▸ EXERCISE DESCRIPTION:
Select, from the material below, each line with "Category" in it.

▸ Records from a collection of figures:
-- begin --
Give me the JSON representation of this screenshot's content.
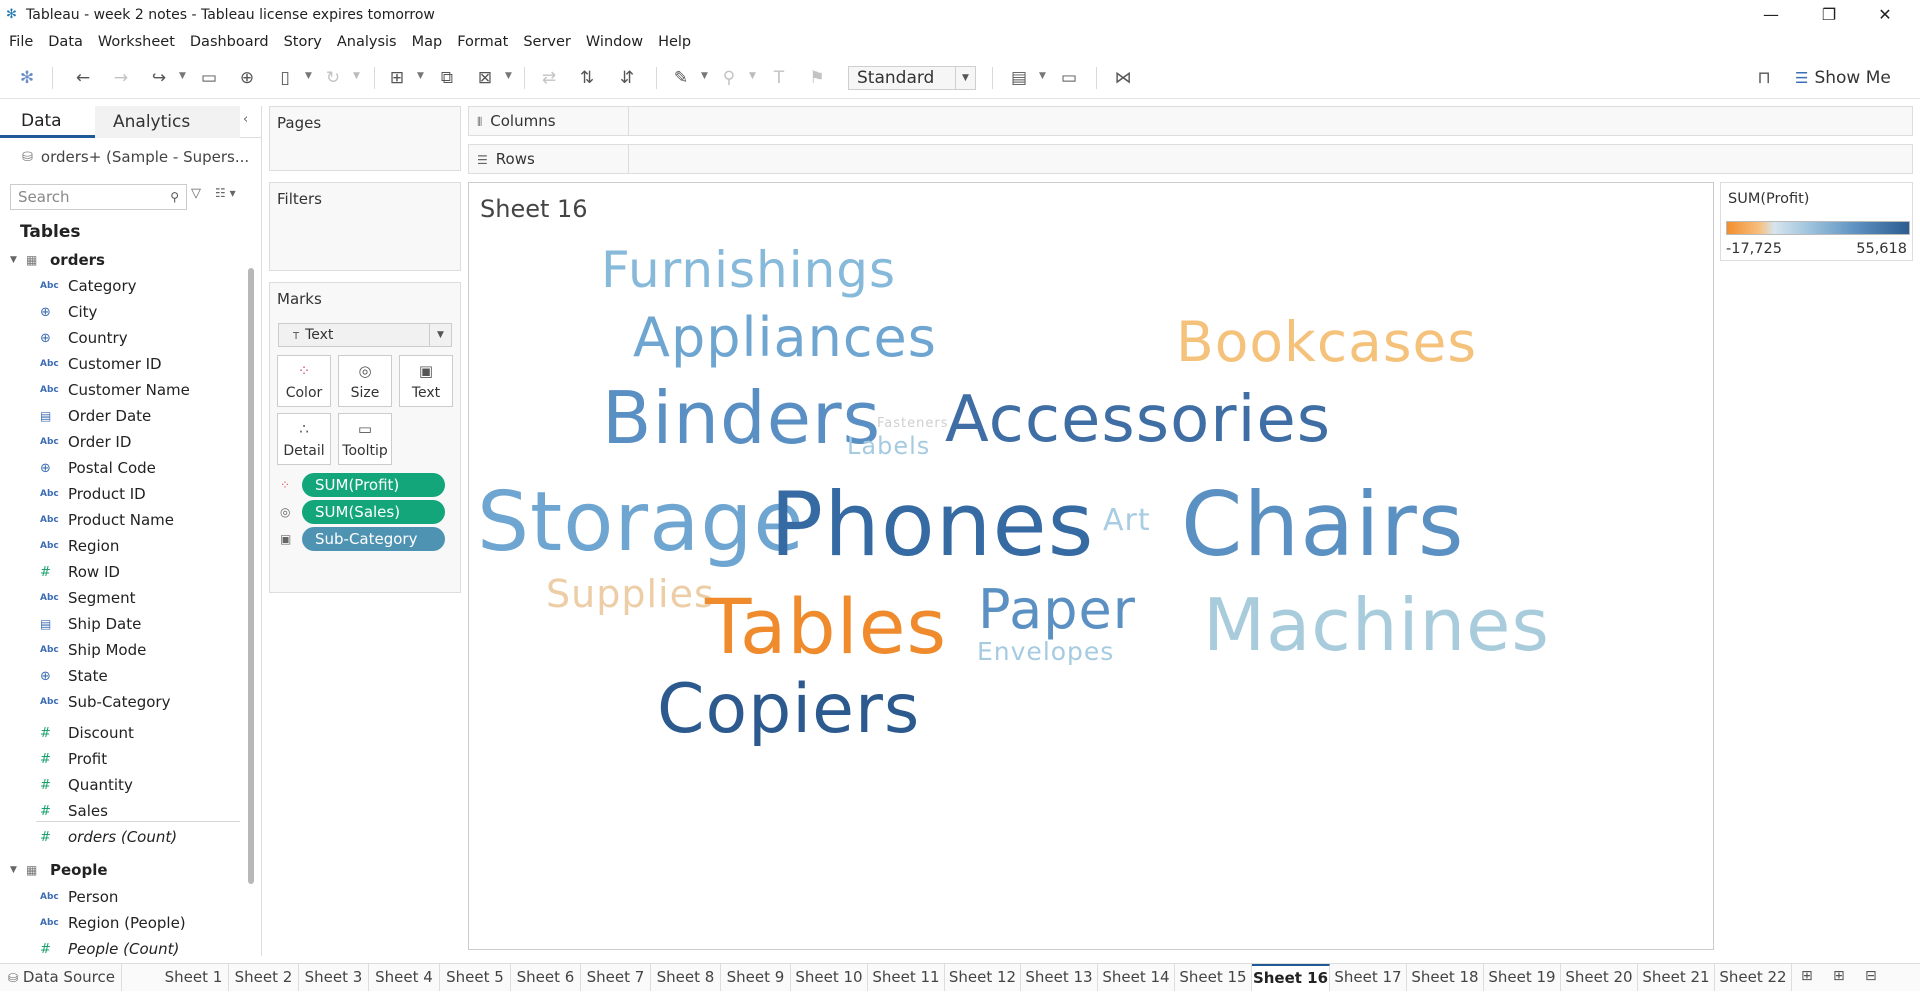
{
  "window": {
    "title": "Tableau - week 2 notes - Tableau license expires tomorrow"
  },
  "menu": [
    "File",
    "Data",
    "Worksheet",
    "Dashboard",
    "Story",
    "Analysis",
    "Map",
    "Format",
    "Server",
    "Window",
    "Help"
  ],
  "toolbar": {
    "fit": "Standard",
    "show_me": "Show Me"
  },
  "data_pane": {
    "tab_data": "Data",
    "tab_analytics": "Analytics",
    "datasource": "orders+ (Sample - Supers...",
    "search_placeholder": "Search",
    "tables_heading": "Tables",
    "table1": "orders",
    "fields": [
      "Category",
      "City",
      "Country",
      "Customer ID",
      "Customer Name",
      "Order Date",
      "Order ID",
      "Postal Code",
      "Product ID",
      "Product Name",
      "Region",
      "Row ID",
      "Segment",
      "Ship Date",
      "Ship Mode",
      "State",
      "Sub-Category",
      "Discount",
      "Profit",
      "Quantity",
      "Sales",
      "orders (Count)"
    ],
    "field_types": [
      "Abc",
      "globe",
      "globe",
      "Abc",
      "Abc",
      "date",
      "Abc",
      "globe",
      "Abc",
      "Abc",
      "Abc",
      "#",
      "Abc",
      "date",
      "Abc",
      "globe",
      "Abc",
      "#",
      "#",
      "#",
      "#",
      "#"
    ],
    "table2": "People",
    "fields2": [
      "Person",
      "Region (People)",
      "People (Count)"
    ],
    "field_types2": [
      "Abc",
      "Abc",
      "#"
    ]
  },
  "shelves": {
    "pages": "Pages",
    "filters": "Filters",
    "marks": "Marks",
    "columns": "Columns",
    "rows": "Rows"
  },
  "marks": {
    "type": "Text",
    "buttons": {
      "color": "Color",
      "size": "Size",
      "text": "Text",
      "detail": "Detail",
      "tooltip": "Tooltip"
    },
    "pills": [
      "SUM(Profit)",
      "SUM(Sales)",
      "Sub-Category"
    ]
  },
  "view": {
    "sheet_title": "Sheet 16",
    "words": [
      {
        "text": "Furnishings",
        "color": "#86b9da"
      },
      {
        "text": "Appliances",
        "color": "#6ea6d1"
      },
      {
        "text": "Bookcases",
        "color": "#f5c27c"
      },
      {
        "text": "Binders",
        "color": "#5a8fc3"
      },
      {
        "text": "Fasteners",
        "color": "#cfcfcf"
      },
      {
        "text": "Labels",
        "color": "#a6cbe1"
      },
      {
        "text": "Accessories",
        "color": "#3f6ea5"
      },
      {
        "text": "Storage",
        "color": "#6ea6d1"
      },
      {
        "text": "Phones",
        "color": "#356aa3"
      },
      {
        "text": "Art",
        "color": "#a8cce2"
      },
      {
        "text": "Chairs",
        "color": "#5b90c2"
      },
      {
        "text": "Supplies",
        "color": "#edcda6"
      },
      {
        "text": "Tables",
        "color": "#ef8b2c"
      },
      {
        "text": "Paper",
        "color": "#5b90c2"
      },
      {
        "text": "Machines",
        "color": "#a9ccdd"
      },
      {
        "text": "Envelopes",
        "color": "#a6cbe1"
      },
      {
        "text": "Copiers",
        "color": "#2c5a8f"
      }
    ]
  },
  "legend": {
    "title": "SUM(Profit)",
    "min": "-17,725",
    "max": "55,618",
    "color_low": "#f28e2c",
    "color_high": "#2c5d91"
  },
  "tabs_bar": {
    "data_source": "Data Source",
    "sheets": [
      "Sheet 1",
      "Sheet 2",
      "Sheet 3",
      "Sheet 4",
      "Sheet 5",
      "Sheet 6",
      "Sheet 7",
      "Sheet 8",
      "Sheet 9",
      "Sheet 10",
      "Sheet 11",
      "Sheet 12",
      "Sheet 13",
      "Sheet 14",
      "Sheet 15",
      "Sheet 16",
      "Sheet 17",
      "Sheet 18",
      "Sheet 19",
      "Sheet 20",
      "Sheet 21",
      "Sheet 22"
    ],
    "active": "Sheet 16"
  }
}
-- end --
▸ RESULT FOR THIS TASK:
      "Category",
      "Sub-Category",
      "Sub-Category"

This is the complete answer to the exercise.